Collected data entries:
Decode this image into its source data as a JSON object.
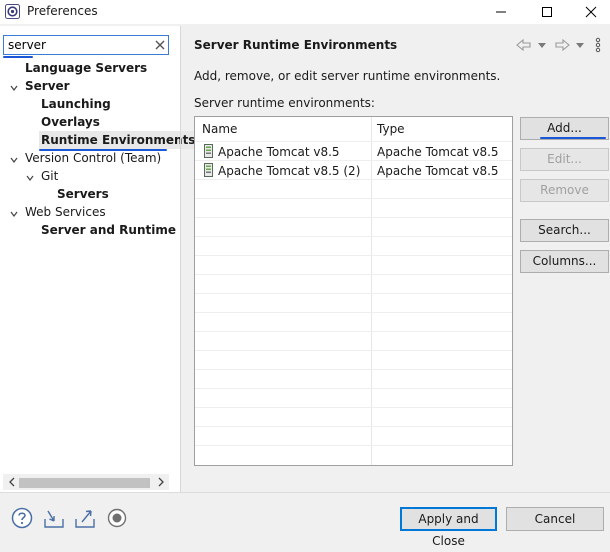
{
  "window": {
    "title": "Preferences"
  },
  "filter": {
    "value": "server"
  },
  "tree": {
    "items": [
      {
        "label": "Language Servers",
        "bold": true
      },
      {
        "label": "Server",
        "bold": true
      },
      {
        "label": "Launching",
        "bold": true
      },
      {
        "label": "Overlays",
        "bold": true
      },
      {
        "label": "Runtime Environments",
        "bold": true,
        "selected": true
      },
      {
        "label": "Version Control (Team)",
        "bold": false
      },
      {
        "label": "Git",
        "bold": false
      },
      {
        "label": "Servers",
        "bold": true
      },
      {
        "label": "Web Services",
        "bold": false
      },
      {
        "label": "Server and Runtime",
        "bold": true
      }
    ]
  },
  "page": {
    "title": "Server Runtime Environments",
    "description": "Add, remove, or edit server runtime environments.",
    "list_label": "Server runtime environments:"
  },
  "table": {
    "columns": [
      "Name",
      "Type"
    ],
    "rows": [
      {
        "name": "Apache Tomcat v8.5",
        "type": "Apache Tomcat v8.5"
      },
      {
        "name": "Apache Tomcat v8.5 (2)",
        "type": "Apache Tomcat v8.5"
      }
    ]
  },
  "buttons": {
    "add": "Add...",
    "edit": "Edit...",
    "remove": "Remove",
    "search": "Search...",
    "columns": "Columns..."
  },
  "footer": {
    "apply_close": "Apply and Close",
    "cancel": "Cancel"
  },
  "colors": {
    "accent": "#1a56d6",
    "focus_border": "#0078d7"
  }
}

- GOAL -
Check each line in the listing above for the string "Tomcat", then report how many lines contain it, with no other text.

- EXERCISE SOLUTION -
4